→ WRITTEN EXERCISE:
Wherever the string "name" appears in the listing, copy that line.

____________________

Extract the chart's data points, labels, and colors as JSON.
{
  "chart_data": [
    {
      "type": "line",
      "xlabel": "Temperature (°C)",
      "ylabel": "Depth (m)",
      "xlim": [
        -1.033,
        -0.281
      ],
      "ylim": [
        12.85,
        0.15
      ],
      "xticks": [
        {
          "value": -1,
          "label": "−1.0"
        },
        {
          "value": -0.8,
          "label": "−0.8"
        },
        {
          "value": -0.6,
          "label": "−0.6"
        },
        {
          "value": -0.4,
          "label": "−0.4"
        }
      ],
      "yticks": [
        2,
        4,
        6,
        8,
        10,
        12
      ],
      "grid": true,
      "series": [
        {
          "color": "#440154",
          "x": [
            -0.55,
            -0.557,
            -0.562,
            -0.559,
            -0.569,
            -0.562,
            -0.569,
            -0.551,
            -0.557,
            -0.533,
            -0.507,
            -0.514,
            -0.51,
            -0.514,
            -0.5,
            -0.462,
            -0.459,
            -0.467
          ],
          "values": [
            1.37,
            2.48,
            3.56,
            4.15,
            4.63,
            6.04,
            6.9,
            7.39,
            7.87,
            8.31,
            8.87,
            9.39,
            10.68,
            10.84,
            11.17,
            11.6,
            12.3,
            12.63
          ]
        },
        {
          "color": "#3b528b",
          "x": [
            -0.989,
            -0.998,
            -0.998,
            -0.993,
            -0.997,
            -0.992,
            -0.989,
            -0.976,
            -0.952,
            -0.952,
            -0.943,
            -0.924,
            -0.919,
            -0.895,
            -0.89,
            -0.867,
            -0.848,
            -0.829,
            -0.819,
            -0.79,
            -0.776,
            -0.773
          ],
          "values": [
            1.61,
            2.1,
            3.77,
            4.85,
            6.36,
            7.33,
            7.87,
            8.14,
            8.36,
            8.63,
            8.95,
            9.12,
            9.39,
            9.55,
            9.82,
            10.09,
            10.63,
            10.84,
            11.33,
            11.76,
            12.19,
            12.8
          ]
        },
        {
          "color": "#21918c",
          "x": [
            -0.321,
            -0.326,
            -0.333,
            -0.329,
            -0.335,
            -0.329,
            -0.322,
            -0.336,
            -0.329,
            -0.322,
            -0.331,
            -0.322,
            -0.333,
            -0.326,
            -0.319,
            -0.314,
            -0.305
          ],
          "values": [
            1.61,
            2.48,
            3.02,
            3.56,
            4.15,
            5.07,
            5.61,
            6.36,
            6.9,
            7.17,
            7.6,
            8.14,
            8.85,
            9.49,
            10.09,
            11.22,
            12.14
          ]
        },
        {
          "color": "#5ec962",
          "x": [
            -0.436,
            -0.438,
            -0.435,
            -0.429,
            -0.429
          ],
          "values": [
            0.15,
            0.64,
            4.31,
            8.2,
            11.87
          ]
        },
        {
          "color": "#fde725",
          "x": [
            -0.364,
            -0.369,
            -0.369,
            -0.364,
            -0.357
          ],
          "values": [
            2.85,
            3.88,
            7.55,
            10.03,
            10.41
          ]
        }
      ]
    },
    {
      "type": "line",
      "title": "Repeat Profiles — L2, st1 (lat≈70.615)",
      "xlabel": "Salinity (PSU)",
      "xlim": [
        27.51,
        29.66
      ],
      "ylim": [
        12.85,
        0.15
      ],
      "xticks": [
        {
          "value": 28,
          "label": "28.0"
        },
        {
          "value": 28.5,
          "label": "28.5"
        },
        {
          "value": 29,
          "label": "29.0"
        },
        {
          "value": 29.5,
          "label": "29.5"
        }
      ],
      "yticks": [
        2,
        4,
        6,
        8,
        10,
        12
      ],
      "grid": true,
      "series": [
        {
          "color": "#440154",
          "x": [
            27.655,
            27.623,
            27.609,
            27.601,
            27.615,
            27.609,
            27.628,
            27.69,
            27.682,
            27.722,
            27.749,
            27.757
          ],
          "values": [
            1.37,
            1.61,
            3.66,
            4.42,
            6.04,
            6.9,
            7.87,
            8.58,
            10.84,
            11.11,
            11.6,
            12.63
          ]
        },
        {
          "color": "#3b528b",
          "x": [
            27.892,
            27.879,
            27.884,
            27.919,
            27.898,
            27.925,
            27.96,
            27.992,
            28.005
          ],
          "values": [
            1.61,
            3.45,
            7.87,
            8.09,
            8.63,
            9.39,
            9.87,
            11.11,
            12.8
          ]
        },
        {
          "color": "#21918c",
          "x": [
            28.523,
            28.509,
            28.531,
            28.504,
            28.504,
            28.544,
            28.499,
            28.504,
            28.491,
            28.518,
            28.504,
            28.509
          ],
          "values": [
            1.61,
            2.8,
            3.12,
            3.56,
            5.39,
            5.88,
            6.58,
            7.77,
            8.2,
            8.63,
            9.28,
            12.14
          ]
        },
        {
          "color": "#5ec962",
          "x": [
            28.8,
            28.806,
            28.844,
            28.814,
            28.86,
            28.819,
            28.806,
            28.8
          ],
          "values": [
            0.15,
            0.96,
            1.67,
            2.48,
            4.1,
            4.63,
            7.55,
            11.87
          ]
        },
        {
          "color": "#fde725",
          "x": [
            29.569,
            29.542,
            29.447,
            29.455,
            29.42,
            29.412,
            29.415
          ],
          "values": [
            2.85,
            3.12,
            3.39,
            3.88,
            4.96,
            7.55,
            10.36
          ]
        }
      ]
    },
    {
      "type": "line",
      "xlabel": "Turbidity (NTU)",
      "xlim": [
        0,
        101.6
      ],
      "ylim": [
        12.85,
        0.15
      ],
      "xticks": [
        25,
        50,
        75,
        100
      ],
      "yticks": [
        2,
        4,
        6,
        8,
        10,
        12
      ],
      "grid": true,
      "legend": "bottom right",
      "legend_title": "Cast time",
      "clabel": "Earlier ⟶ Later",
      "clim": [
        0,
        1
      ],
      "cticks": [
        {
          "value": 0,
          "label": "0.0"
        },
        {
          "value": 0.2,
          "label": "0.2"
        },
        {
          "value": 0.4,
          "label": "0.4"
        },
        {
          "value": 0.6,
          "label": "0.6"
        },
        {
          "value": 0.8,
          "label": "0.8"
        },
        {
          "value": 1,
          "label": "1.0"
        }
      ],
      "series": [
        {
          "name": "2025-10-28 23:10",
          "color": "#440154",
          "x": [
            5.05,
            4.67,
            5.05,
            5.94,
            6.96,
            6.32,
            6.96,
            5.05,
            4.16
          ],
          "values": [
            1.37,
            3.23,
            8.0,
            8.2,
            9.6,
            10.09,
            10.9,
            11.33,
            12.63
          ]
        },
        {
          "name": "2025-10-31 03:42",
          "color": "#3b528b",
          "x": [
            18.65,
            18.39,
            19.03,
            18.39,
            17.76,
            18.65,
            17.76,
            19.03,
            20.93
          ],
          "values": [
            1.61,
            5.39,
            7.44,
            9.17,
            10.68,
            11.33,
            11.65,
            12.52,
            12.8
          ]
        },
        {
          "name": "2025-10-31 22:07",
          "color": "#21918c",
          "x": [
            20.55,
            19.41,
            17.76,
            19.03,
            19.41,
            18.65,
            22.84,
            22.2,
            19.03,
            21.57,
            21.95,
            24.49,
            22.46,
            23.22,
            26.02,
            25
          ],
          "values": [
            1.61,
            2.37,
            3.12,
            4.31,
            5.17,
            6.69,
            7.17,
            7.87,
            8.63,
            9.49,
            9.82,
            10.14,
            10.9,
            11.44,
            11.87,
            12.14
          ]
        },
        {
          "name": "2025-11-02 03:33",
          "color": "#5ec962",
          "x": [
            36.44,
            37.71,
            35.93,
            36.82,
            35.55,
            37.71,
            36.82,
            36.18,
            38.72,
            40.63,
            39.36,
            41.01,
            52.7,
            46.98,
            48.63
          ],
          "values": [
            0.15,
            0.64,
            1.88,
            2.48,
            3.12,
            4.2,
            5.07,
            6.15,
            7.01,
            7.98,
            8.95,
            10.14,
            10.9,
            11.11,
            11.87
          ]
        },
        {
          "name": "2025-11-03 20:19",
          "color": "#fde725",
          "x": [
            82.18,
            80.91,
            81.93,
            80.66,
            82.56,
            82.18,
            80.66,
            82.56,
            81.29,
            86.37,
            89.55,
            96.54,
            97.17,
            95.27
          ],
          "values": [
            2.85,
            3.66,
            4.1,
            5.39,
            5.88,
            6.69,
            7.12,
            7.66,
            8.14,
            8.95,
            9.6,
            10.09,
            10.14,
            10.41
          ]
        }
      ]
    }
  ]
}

____________________

→ SOLUTION FOR THIS PROBLEM:
          "name": "2025-10-28 23:10",
          "name": "2025-10-31 03:42",
          "name": "2025-10-31 22:07",
          "name": "2025-11-02 03:33",
          "name": "2025-11-03 20:19",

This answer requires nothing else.